Extracted records:
[start]
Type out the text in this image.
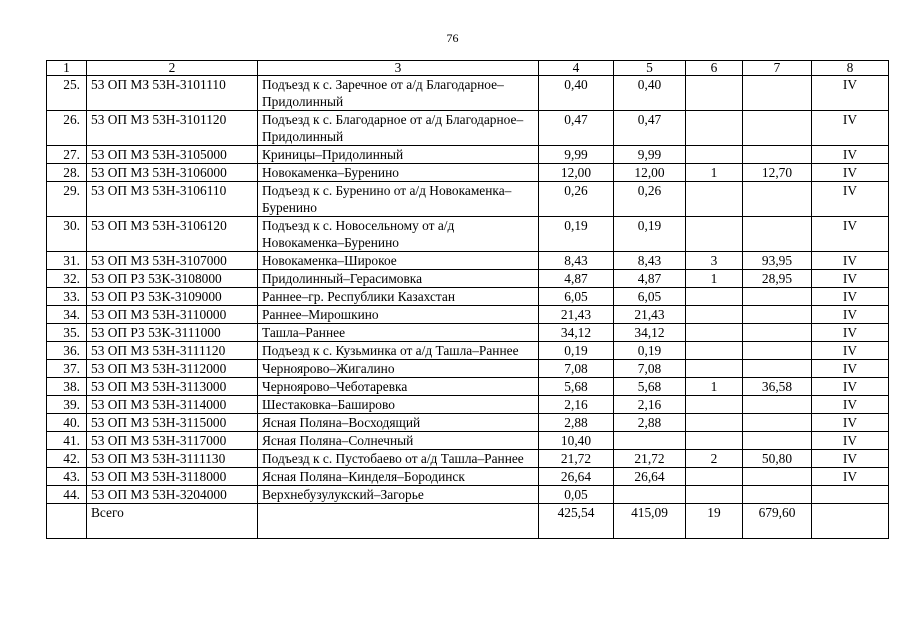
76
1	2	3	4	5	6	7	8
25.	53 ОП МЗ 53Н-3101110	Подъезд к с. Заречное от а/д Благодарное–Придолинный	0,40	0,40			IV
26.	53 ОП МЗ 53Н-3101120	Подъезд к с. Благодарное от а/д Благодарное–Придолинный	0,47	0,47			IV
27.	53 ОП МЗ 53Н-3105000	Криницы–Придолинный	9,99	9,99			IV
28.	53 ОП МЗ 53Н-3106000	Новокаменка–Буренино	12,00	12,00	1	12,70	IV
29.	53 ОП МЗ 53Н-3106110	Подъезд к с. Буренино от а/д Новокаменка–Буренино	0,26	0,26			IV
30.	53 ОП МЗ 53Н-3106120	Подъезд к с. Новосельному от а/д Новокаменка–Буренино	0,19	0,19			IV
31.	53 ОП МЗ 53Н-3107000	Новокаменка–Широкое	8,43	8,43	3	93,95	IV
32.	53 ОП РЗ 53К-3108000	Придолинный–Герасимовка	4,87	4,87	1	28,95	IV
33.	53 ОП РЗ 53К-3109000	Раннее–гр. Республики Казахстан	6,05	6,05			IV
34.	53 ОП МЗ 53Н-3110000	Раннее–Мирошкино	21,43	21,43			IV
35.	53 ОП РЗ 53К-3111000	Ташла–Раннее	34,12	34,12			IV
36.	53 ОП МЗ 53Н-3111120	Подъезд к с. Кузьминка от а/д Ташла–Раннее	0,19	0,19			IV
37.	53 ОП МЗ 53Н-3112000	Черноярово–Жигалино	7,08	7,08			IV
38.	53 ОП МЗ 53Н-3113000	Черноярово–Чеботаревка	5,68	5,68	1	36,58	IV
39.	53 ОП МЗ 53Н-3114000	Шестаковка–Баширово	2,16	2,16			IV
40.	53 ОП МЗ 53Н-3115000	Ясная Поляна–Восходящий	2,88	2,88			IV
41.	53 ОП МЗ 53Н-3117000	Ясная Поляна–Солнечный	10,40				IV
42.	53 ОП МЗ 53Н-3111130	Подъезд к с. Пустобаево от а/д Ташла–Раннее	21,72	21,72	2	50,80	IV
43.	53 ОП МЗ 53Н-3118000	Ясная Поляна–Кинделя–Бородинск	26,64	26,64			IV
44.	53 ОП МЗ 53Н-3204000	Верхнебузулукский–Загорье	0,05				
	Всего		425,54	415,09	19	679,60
[end]
Print each record exactly as it stands, leaving the images out.

Type out the text in this image.
76
1	2	3	4	5	6	7	8
25.	53 ОП МЗ 53Н-3101110	Подъезд к с. Заречное от а/д Благодарное–Придолинный	0,40	0,40			IV
26.	53 ОП МЗ 53Н-3101120	Подъезд к с. Благодарное от а/д Благодарное–Придолинный	0,47	0,47			IV
27.	53 ОП МЗ 53Н-3105000	Криницы–Придолинный	9,99	9,99			IV
28.	53 ОП МЗ 53Н-3106000	Новокаменка–Буренино	12,00	12,00	1	12,70	IV
29.	53 ОП МЗ 53Н-3106110	Подъезд к с. Буренино от а/д Новокаменка–Буренино	0,26	0,26			IV
30.	53 ОП МЗ 53Н-3106120	Подъезд к с. Новосельному от а/д Новокаменка–Буренино	0,19	0,19			IV
31.	53 ОП МЗ 53Н-3107000	Новокаменка–Широкое	8,43	8,43	3	93,95	IV
32.	53 ОП РЗ 53К-3108000	Придолинный–Герасимовка	4,87	4,87	1	28,95	IV
33.	53 ОП РЗ 53К-3109000	Раннее–гр. Республики Казахстан	6,05	6,05			IV
34.	53 ОП МЗ 53Н-3110000	Раннее–Мирошкино	21,43	21,43			IV
35.	53 ОП РЗ 53К-3111000	Ташла–Раннее	34,12	34,12			IV
36.	53 ОП МЗ 53Н-3111120	Подъезд к с. Кузьминка от а/д Ташла–Раннее	0,19	0,19			IV
37.	53 ОП МЗ 53Н-3112000	Черноярово–Жигалино	7,08	7,08			IV
38.	53 ОП МЗ 53Н-3113000	Черноярово–Чеботаревка	5,68	5,68	1	36,58	IV
39.	53 ОП МЗ 53Н-3114000	Шестаковка–Баширово	2,16	2,16			IV
40.	53 ОП МЗ 53Н-3115000	Ясная Поляна–Восходящий	2,88	2,88			IV
41.	53 ОП МЗ 53Н-3117000	Ясная Поляна–Солнечный	10,40				IV
42.	53 ОП МЗ 53Н-3111130	Подъезд к с. Пустобаево от а/д Ташла–Раннее	21,72	21,72	2	50,80	IV
43.	53 ОП МЗ 53Н-3118000	Ясная Поляна–Кинделя–Бородинск	26,64	26,64			IV
44.	53 ОП МЗ 53Н-3204000	Верхнебузулукский–Загорье	0,05				
	Всего		425,54	415,09	19	679,60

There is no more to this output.